● **What is needed**
Can you format the rows below, from the row with "y-tick-label: 3.5兆ﾄﾞﾙ — [44, 430, 101, 446]" up to and including the row with "y-tick-label: 6.0兆ﾄﾞﾙ — [44, 246, 101, 262]", as a Markdown table with the columns No. and Row, skipping any blank rows?

● **Material**
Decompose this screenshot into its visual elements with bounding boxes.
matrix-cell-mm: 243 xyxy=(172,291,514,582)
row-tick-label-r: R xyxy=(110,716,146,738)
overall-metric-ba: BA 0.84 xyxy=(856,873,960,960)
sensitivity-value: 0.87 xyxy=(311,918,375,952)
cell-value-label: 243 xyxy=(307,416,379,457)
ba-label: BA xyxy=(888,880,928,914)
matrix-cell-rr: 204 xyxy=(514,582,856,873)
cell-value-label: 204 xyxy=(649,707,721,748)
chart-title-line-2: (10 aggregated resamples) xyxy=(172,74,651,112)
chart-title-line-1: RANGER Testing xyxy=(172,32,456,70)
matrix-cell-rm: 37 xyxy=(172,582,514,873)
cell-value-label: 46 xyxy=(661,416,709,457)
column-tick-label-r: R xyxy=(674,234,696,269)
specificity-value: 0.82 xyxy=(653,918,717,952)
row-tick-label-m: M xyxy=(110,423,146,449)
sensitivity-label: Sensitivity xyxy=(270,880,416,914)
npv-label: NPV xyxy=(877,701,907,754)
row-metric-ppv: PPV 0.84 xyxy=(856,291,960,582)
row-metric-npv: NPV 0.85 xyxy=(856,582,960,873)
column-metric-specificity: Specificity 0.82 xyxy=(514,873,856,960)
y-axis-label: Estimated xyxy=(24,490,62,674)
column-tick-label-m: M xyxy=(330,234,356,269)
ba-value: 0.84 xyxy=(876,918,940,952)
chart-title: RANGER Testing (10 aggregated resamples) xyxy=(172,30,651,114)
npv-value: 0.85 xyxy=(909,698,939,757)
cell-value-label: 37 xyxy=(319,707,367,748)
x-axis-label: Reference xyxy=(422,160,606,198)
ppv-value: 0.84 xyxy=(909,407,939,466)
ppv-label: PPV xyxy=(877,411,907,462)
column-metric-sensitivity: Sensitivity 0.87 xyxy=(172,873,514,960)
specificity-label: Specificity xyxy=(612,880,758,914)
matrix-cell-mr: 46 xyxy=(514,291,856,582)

...

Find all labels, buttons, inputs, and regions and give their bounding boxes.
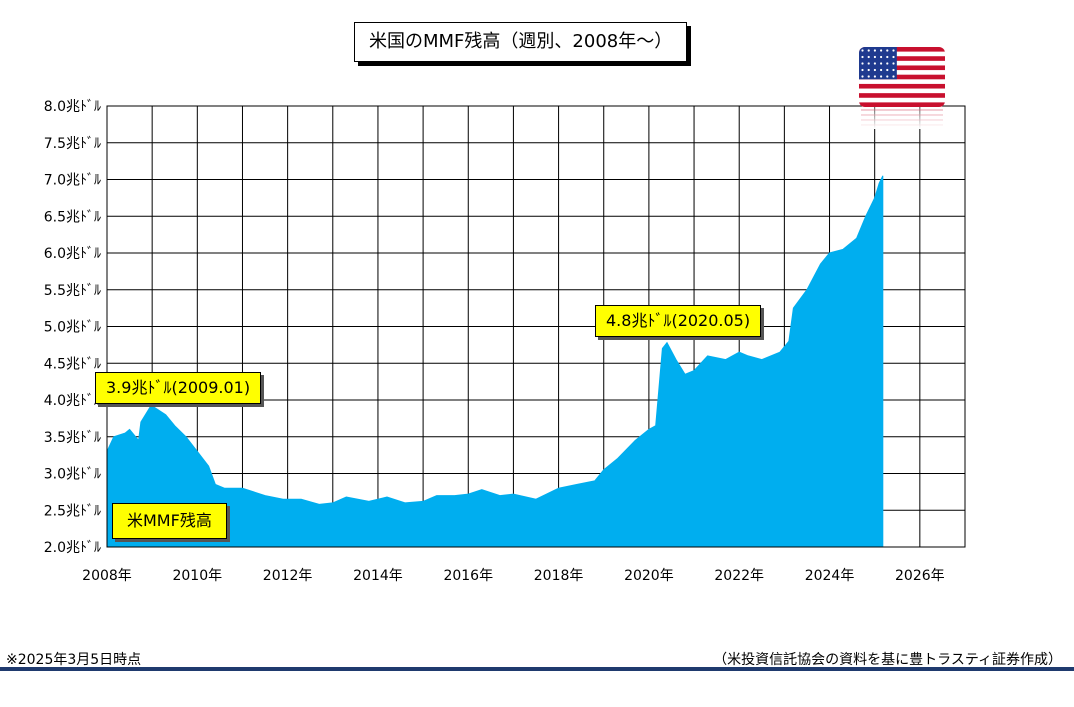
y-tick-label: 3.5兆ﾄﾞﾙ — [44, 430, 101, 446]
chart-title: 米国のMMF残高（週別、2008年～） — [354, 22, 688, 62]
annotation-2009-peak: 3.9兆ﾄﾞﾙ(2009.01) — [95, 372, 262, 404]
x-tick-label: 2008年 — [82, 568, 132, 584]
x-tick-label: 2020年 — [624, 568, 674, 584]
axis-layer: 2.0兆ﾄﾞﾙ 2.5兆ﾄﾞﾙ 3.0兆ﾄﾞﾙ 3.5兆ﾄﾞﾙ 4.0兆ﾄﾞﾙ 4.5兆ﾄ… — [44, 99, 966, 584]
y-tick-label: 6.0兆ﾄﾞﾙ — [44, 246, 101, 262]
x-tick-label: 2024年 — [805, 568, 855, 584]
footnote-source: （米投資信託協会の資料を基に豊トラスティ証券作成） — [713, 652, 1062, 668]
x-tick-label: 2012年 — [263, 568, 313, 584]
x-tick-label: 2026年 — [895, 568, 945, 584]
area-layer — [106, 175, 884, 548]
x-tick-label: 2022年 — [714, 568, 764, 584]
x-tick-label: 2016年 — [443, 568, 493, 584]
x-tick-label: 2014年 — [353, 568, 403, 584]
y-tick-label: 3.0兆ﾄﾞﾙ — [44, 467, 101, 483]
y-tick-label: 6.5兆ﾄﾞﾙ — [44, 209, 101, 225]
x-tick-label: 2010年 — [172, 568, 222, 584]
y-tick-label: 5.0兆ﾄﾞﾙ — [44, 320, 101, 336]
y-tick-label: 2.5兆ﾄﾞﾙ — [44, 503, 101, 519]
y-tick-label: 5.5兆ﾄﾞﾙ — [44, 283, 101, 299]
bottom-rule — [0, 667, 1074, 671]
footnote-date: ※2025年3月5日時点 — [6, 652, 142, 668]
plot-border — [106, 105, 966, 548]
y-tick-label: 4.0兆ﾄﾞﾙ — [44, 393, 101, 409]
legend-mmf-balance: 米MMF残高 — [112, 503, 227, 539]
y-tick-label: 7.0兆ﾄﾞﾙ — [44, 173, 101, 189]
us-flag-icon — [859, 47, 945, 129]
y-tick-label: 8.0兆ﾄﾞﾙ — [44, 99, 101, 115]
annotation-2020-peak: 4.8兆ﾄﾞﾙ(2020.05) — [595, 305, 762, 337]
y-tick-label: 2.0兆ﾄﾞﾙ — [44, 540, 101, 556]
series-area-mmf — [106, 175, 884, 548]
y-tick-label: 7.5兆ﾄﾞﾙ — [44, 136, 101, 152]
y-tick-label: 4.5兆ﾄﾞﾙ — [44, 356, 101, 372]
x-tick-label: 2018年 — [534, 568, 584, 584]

● **Task solution**
| No. | Row |
|---|---|
| 1 | y-tick-label: 3.5兆ﾄﾞﾙ — [44, 430, 101, 446] |
| 2 | chart-title: 米国のMMF残高（週別、2008年～） — [354, 22, 688, 62] |
| 3 | annotation-2009-peak: 3.9兆ﾄﾞﾙ(2009.01) — [95, 372, 262, 404] |
| 4 | x-tick-label: 2008年 — [82, 568, 132, 584] |
| 5 | x-tick-label: 2020年 — [624, 568, 674, 584] |
| 6 | axis-layer: 2.0兆ﾄﾞﾙ 2.5兆ﾄﾞﾙ 3.0兆ﾄﾞﾙ 3.5兆ﾄﾞﾙ 4.0兆ﾄﾞﾙ 4.5兆ﾄ… — [44, 99, 966, 584] |
| 7 | y-tick-label: 6.0兆ﾄﾞﾙ — [44, 246, 101, 262] |